Directions for this task:
All entries should be output exactly as they stand.
----- Data for the task -----
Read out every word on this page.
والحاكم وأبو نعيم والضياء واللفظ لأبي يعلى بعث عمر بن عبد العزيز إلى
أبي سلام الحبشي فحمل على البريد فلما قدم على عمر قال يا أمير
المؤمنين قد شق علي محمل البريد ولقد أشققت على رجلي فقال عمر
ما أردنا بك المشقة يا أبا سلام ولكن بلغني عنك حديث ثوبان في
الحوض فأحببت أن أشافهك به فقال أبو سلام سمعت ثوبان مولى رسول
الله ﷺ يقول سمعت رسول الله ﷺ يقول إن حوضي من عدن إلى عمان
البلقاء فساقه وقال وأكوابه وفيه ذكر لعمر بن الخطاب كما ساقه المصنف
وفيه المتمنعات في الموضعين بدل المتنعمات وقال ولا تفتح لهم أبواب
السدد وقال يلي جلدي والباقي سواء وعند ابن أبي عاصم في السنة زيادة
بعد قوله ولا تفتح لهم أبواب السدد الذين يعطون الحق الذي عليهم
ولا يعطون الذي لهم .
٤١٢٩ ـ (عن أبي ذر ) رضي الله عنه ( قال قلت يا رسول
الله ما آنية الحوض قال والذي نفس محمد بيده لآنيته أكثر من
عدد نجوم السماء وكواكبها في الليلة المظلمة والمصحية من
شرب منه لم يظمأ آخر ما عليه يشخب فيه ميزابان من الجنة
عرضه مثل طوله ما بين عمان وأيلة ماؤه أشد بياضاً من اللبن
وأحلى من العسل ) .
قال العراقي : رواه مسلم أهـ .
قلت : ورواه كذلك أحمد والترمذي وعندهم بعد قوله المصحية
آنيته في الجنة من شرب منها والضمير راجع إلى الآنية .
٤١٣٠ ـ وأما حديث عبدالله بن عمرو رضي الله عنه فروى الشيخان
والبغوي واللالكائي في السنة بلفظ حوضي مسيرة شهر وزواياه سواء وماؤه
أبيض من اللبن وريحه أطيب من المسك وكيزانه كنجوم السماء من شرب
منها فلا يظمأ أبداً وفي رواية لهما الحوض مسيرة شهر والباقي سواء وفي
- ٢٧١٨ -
-----
Answer below:
Read out every word on this page.
والحاكم وأبو نعيم والضياء واللفظ لأبي يعلى بعث عمر بن عبد العزيز إلى
أبي سلام الحبشي فحمل على البريد فلما قدم على عمر قال يا أمير
المؤمنين قد شق علي محمل البريد ولقد أشققت على رجلي فقال عمر
ما أردنا بك المشقة يا أبا سلام ولكن بلغني عنك حديث ثوبان في
الحوض فأحببت أن أشافهك به فقال أبو سلام سمعت ثوبان مولى رسول
الله ﷺ يقول سمعت رسول الله ﷺ يقول إن حوضي من عدن إلى عمان
البلقاء فساقه وقال وأكوابه وفيه ذكر لعمر بن الخطاب كما ساقه المصنف
وفيه المتمنعات في الموضعين بدل المتنعمات وقال ولا تفتح لهم أبواب
السدد وقال يلي جلدي والباقي سواء وعند ابن أبي عاصم في السنة زيادة
بعد قوله ولا تفتح لهم أبواب السدد الذين يعطون الحق الذي عليهم
ولا يعطون الذي لهم .
٤١٢٩ ـ (عن أبي ذر ) رضي الله عنه ( قال قلت يا رسول
الله ما آنية الحوض قال والذي نفس محمد بيده لآنيته أكثر من
عدد نجوم السماء وكواكبها في الليلة المظلمة والمصحية من
شرب منه لم يظمأ آخر ما عليه يشخب فيه ميزابان من الجنة
عرضه مثل طوله ما بين عمان وأيلة ماؤه أشد بياضاً من اللبن
وأحلى من العسل ) .
قال العراقي : رواه مسلم أهـ .
قلت : ورواه كذلك أحمد والترمذي وعندهم بعد قوله المصحية
آنيته في الجنة من شرب منها والضمير راجع إلى الآنية .
٤١٣٠ ـ وأما حديث عبدالله بن عمرو رضي الله عنه فروى الشيخان
والبغوي واللالكائي في السنة بلفظ حوضي مسيرة شهر وزواياه سواء وماؤه
أبيض من اللبن وريحه أطيب من المسك وكيزانه كنجوم السماء من شرب
منها فلا يظمأ أبداً وفي رواية لهما الحوض مسيرة شهر والباقي سواء وفي
- ٢٧١٨ -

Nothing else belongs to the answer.